╔══

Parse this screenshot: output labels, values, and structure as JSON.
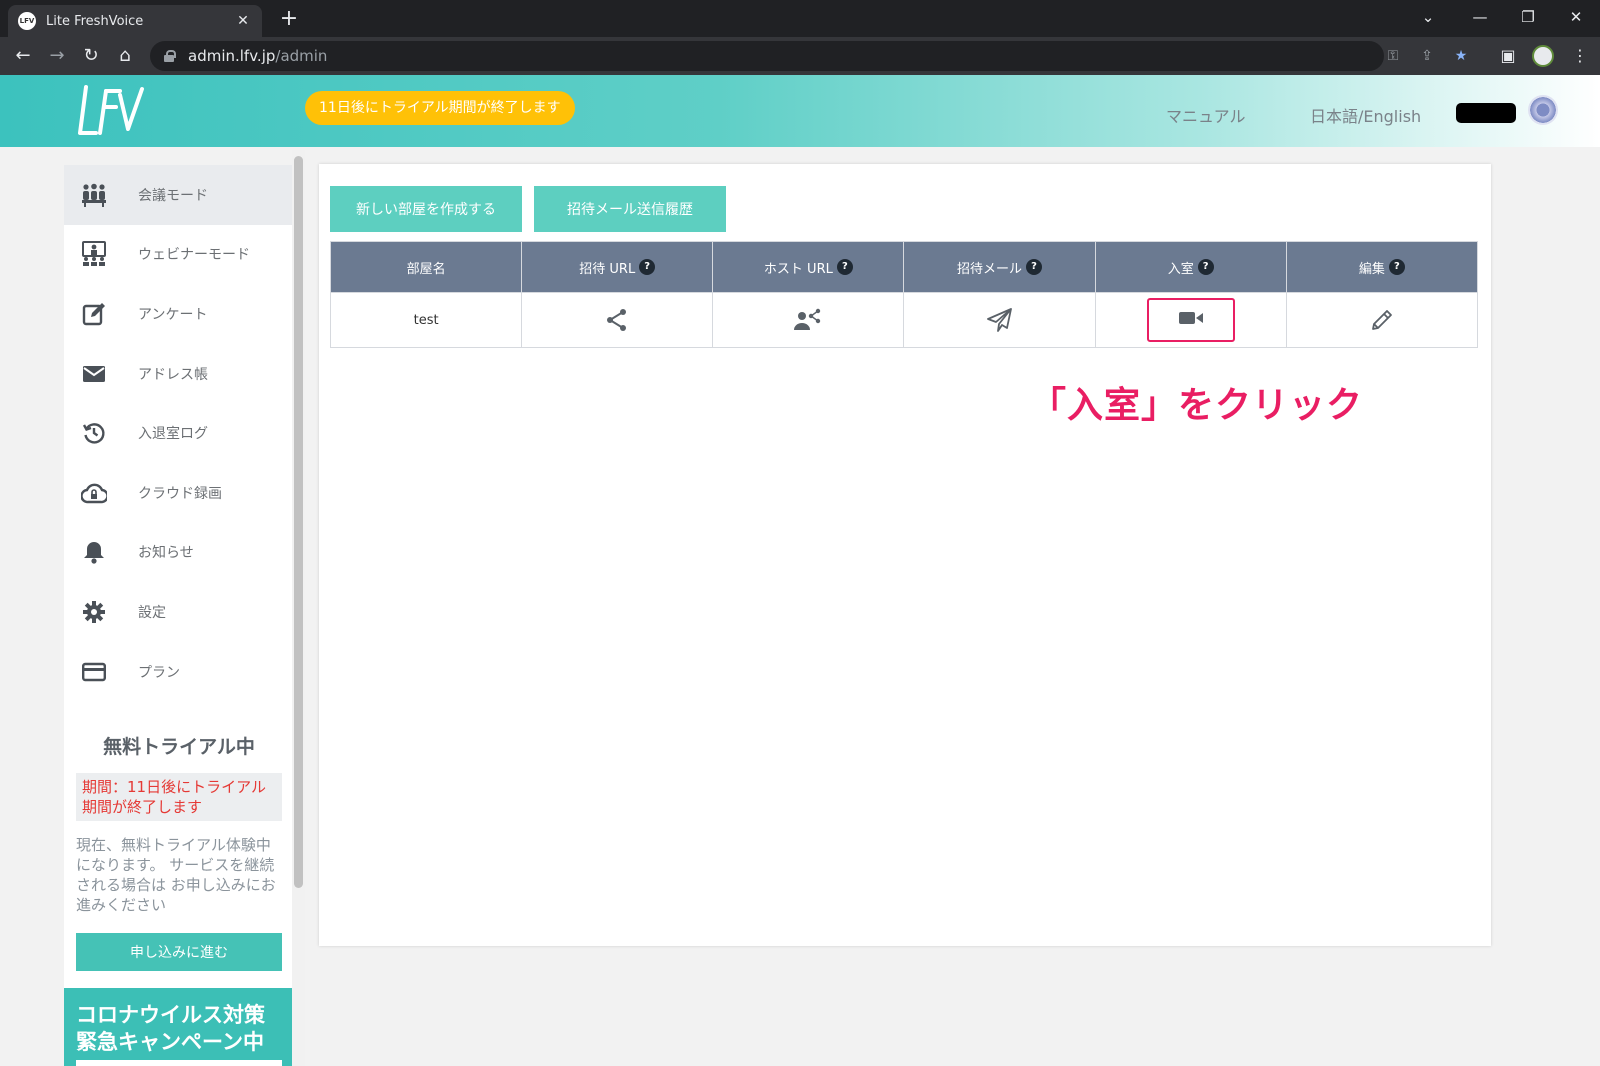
{
  "browser": {
    "tab_title": "Lite FreshVoice",
    "tab_favicon": "LFV",
    "new_tab": "+",
    "url_host": "admin.lfv.jp",
    "url_path": "/admin",
    "icons": {
      "back": "←",
      "forward": "→",
      "reload": "↻",
      "home": "⌂",
      "minimize": "—",
      "restore": "❐",
      "close": "✕",
      "tablist": "⌄",
      "key": "⚿",
      "share": "⇪",
      "star": "★",
      "sidepanel": "▣",
      "menu": "⋮",
      "tabclose": "✕"
    }
  },
  "header": {
    "trial_notice": "11日後にトライアル期間が終了します",
    "manual_link": "マニュアル",
    "language_link": "日本語/English"
  },
  "sidebar": {
    "items": [
      {
        "label": "会議モード",
        "icon": "meeting-people-icon"
      },
      {
        "label": "ウェビナーモード",
        "icon": "webinar-icon"
      },
      {
        "label": "アンケート",
        "icon": "edit-square-icon"
      },
      {
        "label": "アドレス帳",
        "icon": "mail-icon"
      },
      {
        "label": "入退室ログ",
        "icon": "history-icon"
      },
      {
        "label": "クラウド録画",
        "icon": "cloud-lock-icon"
      },
      {
        "label": "お知らせ",
        "icon": "bell-icon"
      },
      {
        "label": "設定",
        "icon": "gear-icon"
      },
      {
        "label": "プラン",
        "icon": "credit-card-icon"
      }
    ],
    "trial": {
      "title": "無料トライアル中",
      "period": "期間：11日後にトライアル期間が終了します",
      "description": "現在、無料トライアル体験中 になります。 サービスを継続される場合は お申し込みにお進みください",
      "apply_button": "申し込みに進む"
    },
    "campaign": "コロナウイルス対策緊急キャンペーン中"
  },
  "main": {
    "create_room_button": "新しい部屋を作成する",
    "invite_history_button": "招待メール送信履歴",
    "table": {
      "headers": [
        "部屋名",
        "招待 URL",
        "ホスト URL",
        "招待メール",
        "入室",
        "編集"
      ],
      "help_mark": "?",
      "rows": [
        {
          "room_name": "test"
        }
      ]
    },
    "annotation": "「入室」をクリック"
  },
  "colors": {
    "accent": "#3cc2be",
    "highlight": "#e91e63",
    "trial_pill": "#ffc107",
    "table_header": "#6b7a91"
  }
}
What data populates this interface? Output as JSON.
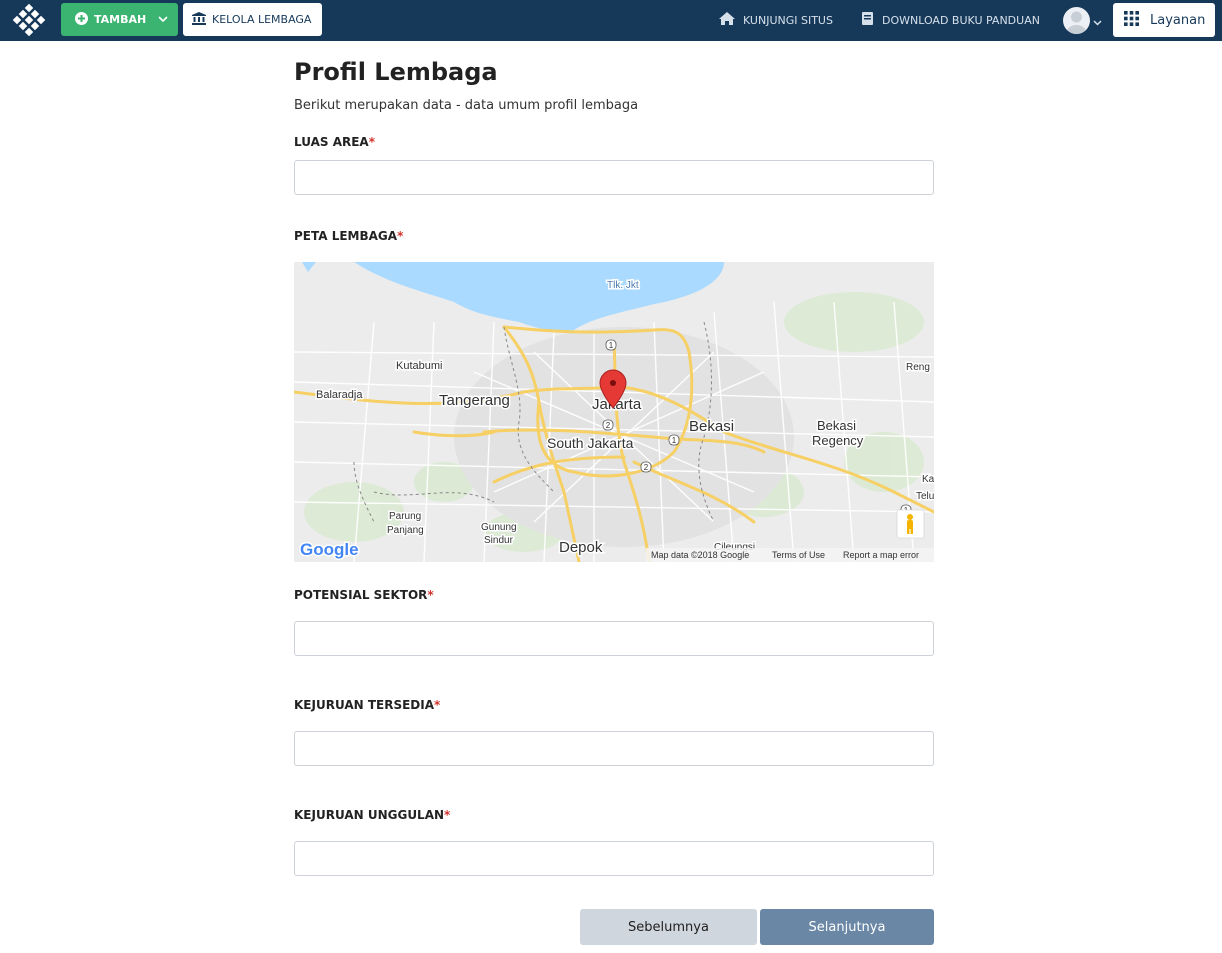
{
  "navbar": {
    "tambah_label": "TAMBAH",
    "kelola_label": "KELOLA LEMBAGA",
    "kunjungi_label": "KUNJUNGI SITUS",
    "download_label": "DOWNLOAD BUKU PANDUAN",
    "layanan_label": "Layanan",
    "colors": {
      "bar": "#16395a",
      "tambah": "#3bb371"
    },
    "icons": [
      "logo-icon",
      "plus-circle-icon",
      "chevron-down-icon",
      "institution-icon",
      "home-icon",
      "book-icon",
      "avatar-icon",
      "grid-icon"
    ]
  },
  "page": {
    "title": "Profil Lembaga",
    "subtitle": "Berikut merupakan data - data umum profil lembaga"
  },
  "form": {
    "luas_area": {
      "label": "LUAS AREA",
      "required": "*",
      "value": ""
    },
    "peta_lembaga": {
      "label": "PETA LEMBAGA",
      "required": "*"
    },
    "potensial_sektor": {
      "label": "POTENSIAL SEKTOR",
      "required": "*",
      "value": ""
    },
    "kejuruan_tersedia": {
      "label": "KEJURUAN TERSEDIA",
      "required": "*",
      "value": ""
    },
    "kejuruan_unggulan": {
      "label": "KEJURUAN UNGGULAN",
      "required": "*",
      "value": ""
    }
  },
  "map": {
    "places": {
      "tlk": "Tlk. Jkt",
      "kutabumi": "Kutabumi",
      "balaradja": "Balaradja",
      "tangerang": "Tangerang",
      "jakarta": "Jakarta",
      "south_jakarta": "South Jakarta",
      "bekasi": "Bekasi",
      "bekasi_regency_1": "Bekasi",
      "bekasi_regency_2": "Regency",
      "rengas": "Reng",
      "ka": "Ka",
      "telu": "Telu",
      "parung_1": "Parung",
      "parung_2": "Panjang",
      "gunung_1": "Gunung",
      "gunung_2": "Sindur",
      "depok": "Depok",
      "cileungsi": "Cileungsi"
    },
    "road_shields": [
      "1",
      "2",
      "1",
      "2",
      "1"
    ],
    "google_logo": "Google",
    "attribution": "Map data ©2018 Google",
    "terms": "Terms of Use",
    "report": "Report a map error"
  },
  "buttons": {
    "prev": "Sebelumnya",
    "next": "Selanjutnya"
  }
}
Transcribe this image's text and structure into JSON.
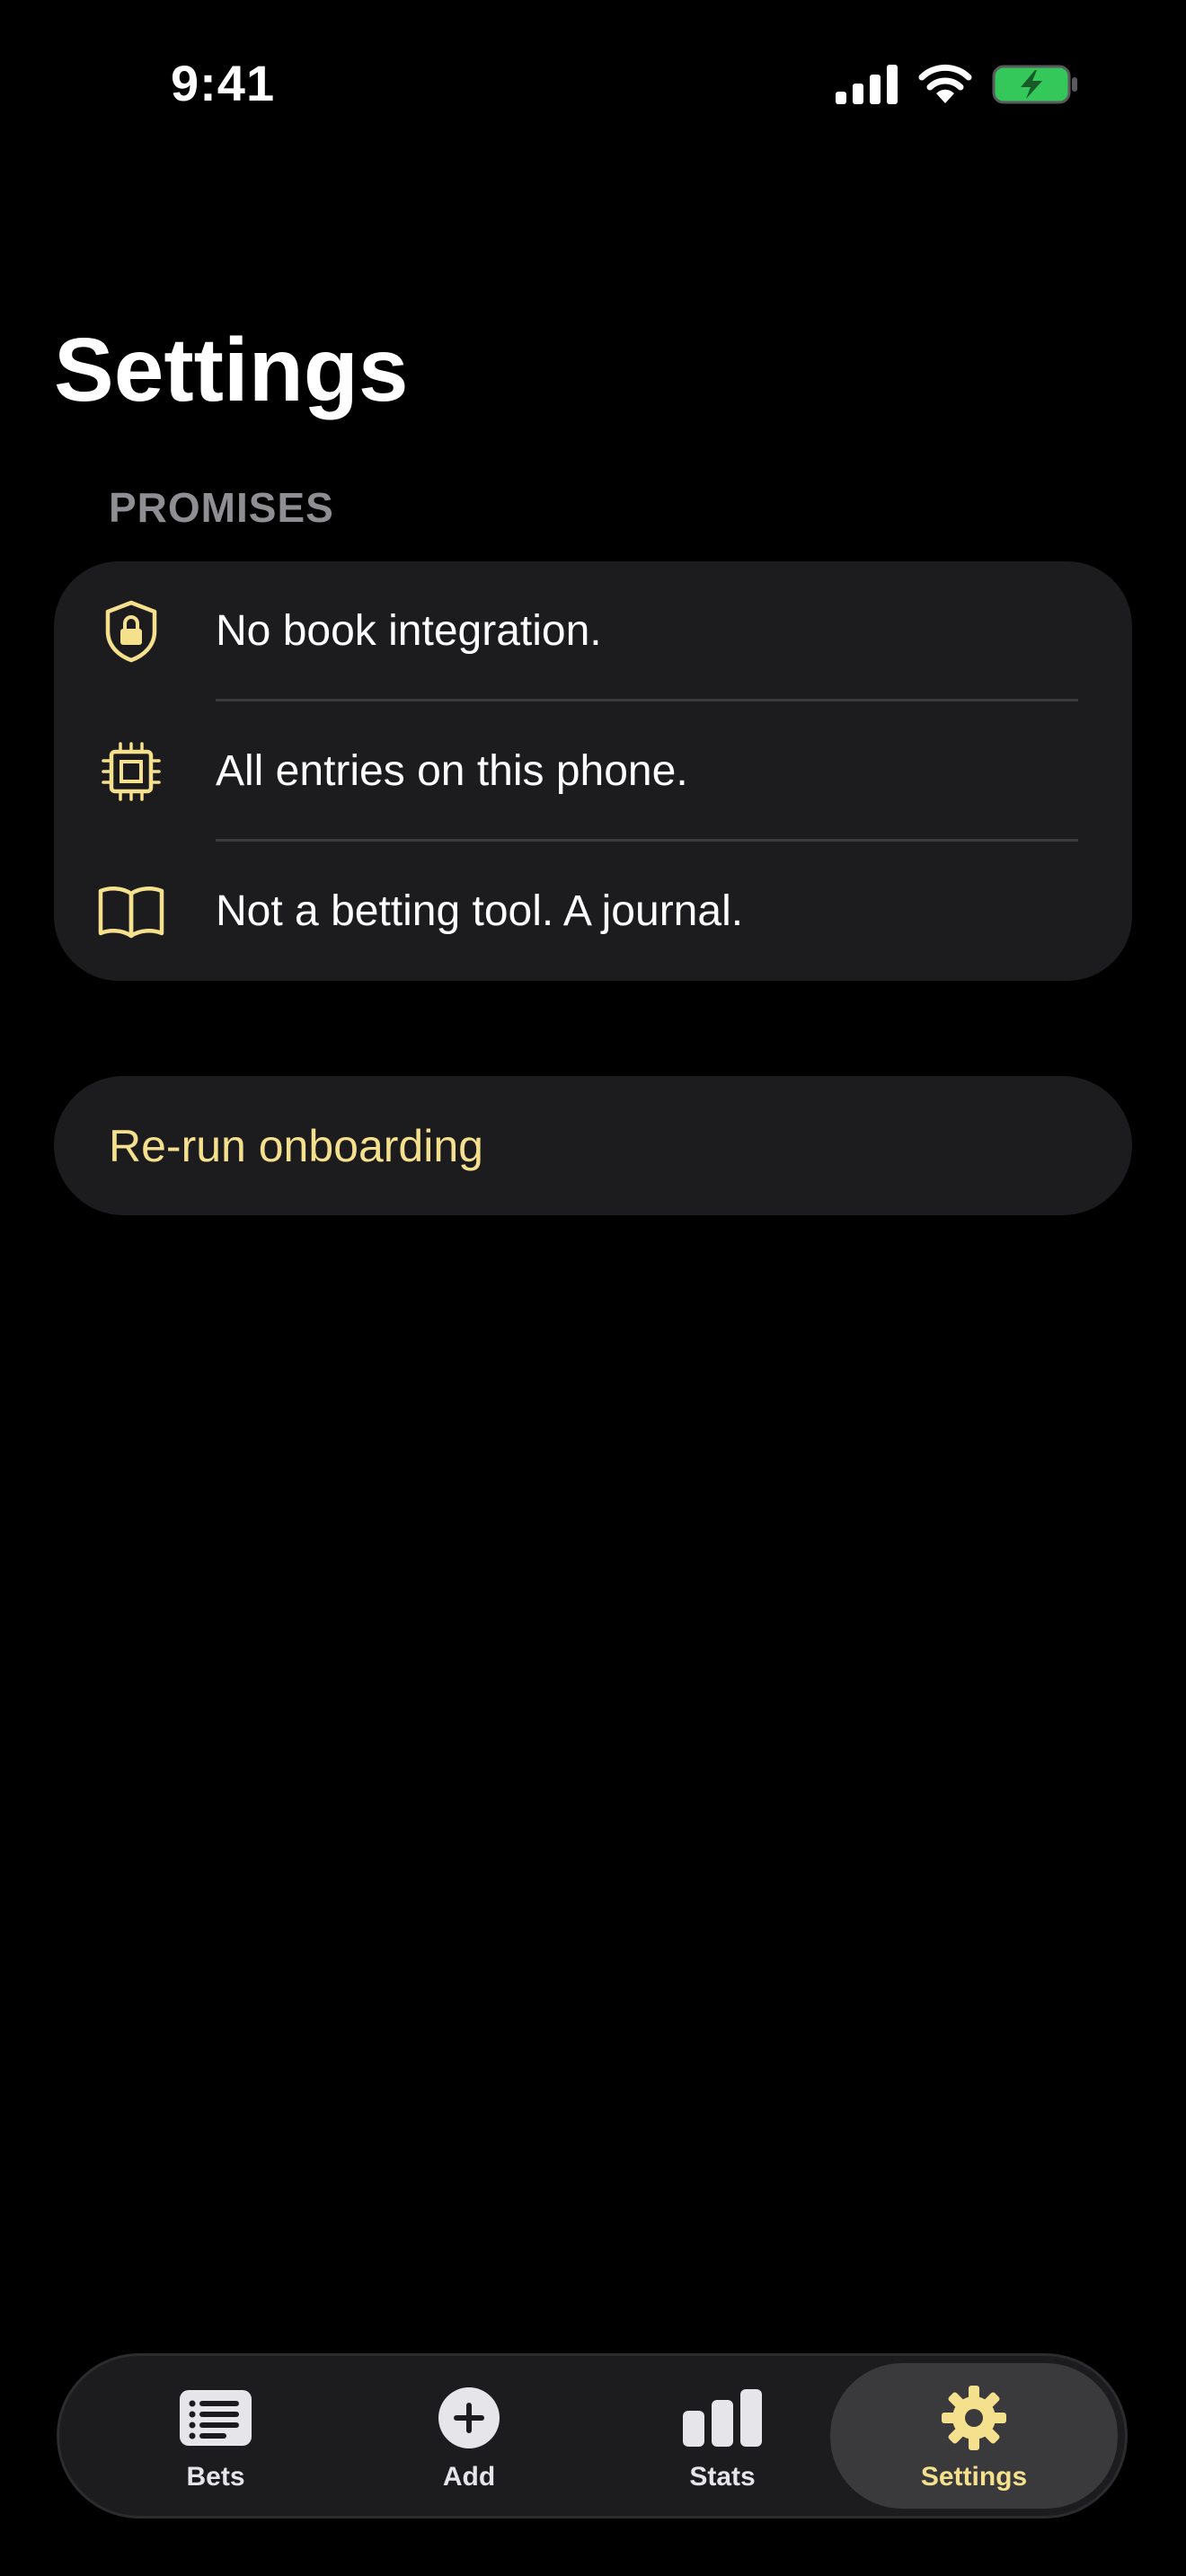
{
  "status_bar": {
    "time": "9:41"
  },
  "page": {
    "title": "Settings"
  },
  "promises": {
    "header": "PROMISES",
    "items": [
      {
        "icon": "shield-lock-icon",
        "label": "No book integration."
      },
      {
        "icon": "chip-icon",
        "label": "All entries on this phone."
      },
      {
        "icon": "book-icon",
        "label": "Not a betting tool. A journal."
      }
    ]
  },
  "onboarding": {
    "label": "Re-run onboarding"
  },
  "tab_bar": {
    "tabs": [
      {
        "icon": "list-icon",
        "label": "Bets"
      },
      {
        "icon": "plus-circle-icon",
        "label": "Add"
      },
      {
        "icon": "bar-chart-icon",
        "label": "Stats"
      },
      {
        "icon": "gear-icon",
        "label": "Settings",
        "active": true
      }
    ]
  },
  "colors": {
    "accent": "#f5e08e",
    "background": "#000000",
    "card": "#1c1c1e",
    "battery": "#34c759"
  }
}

╚══

▶ **WHAT IS NEEDED**:
Write out every line of the preceding listing that contains "Google".

▶ **REPLY TO THE EXERCISE**:
    "google_logo": "Google",
    "attribution": "Map data ©2018 Google",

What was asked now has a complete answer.